Begin

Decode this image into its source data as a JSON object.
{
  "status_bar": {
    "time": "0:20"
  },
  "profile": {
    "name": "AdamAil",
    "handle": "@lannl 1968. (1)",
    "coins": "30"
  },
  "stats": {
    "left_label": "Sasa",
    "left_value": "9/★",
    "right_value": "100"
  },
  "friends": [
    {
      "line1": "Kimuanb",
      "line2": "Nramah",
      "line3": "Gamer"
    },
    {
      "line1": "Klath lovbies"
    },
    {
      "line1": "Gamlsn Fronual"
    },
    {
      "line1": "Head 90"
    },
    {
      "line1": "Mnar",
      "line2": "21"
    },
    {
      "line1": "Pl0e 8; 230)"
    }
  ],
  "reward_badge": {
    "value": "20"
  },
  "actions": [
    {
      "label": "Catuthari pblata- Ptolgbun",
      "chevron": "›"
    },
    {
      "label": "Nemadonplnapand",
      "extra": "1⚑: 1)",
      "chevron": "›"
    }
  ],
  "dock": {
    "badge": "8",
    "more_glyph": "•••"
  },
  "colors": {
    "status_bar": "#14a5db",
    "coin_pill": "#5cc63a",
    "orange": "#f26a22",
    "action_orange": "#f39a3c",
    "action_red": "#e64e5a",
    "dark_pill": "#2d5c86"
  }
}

End

### PROBLEM
Each record above should be returned exactly as it appears.

### EXERCISE RESPONSE
Decode this image into its source data as a JSON object.
{
  "status_bar": {
    "time": "0:20"
  },
  "profile": {
    "name": "AdamAil",
    "handle": "@lannl 1968. (1)",
    "coins": "30"
  },
  "stats": {
    "left_label": "Sasa",
    "left_value": "9/★",
    "right_value": "100"
  },
  "friends": [
    {
      "line1": "Kimuanb",
      "line2": "Nramah",
      "line3": "Gamer"
    },
    {
      "line1": "Klath lovbies"
    },
    {
      "line1": "Gamlsn Fronual"
    },
    {
      "line1": "Head 90"
    },
    {
      "line1": "Mnar",
      "line2": "21"
    },
    {
      "line1": "Pl0e 8; 230)"
    }
  ],
  "reward_badge": {
    "value": "20"
  },
  "actions": [
    {
      "label": "Catuthari pblata- Ptolgbun",
      "chevron": "›"
    },
    {
      "label": "Nemadonplnapand",
      "extra": "1⚑: 1)",
      "chevron": "›"
    }
  ],
  "dock": {
    "badge": "8",
    "more_glyph": "•••"
  },
  "colors": {
    "status_bar": "#14a5db",
    "coin_pill": "#5cc63a",
    "orange": "#f26a22",
    "action_orange": "#f39a3c",
    "action_red": "#e64e5a",
    "dark_pill": "#2d5c86"
  }
}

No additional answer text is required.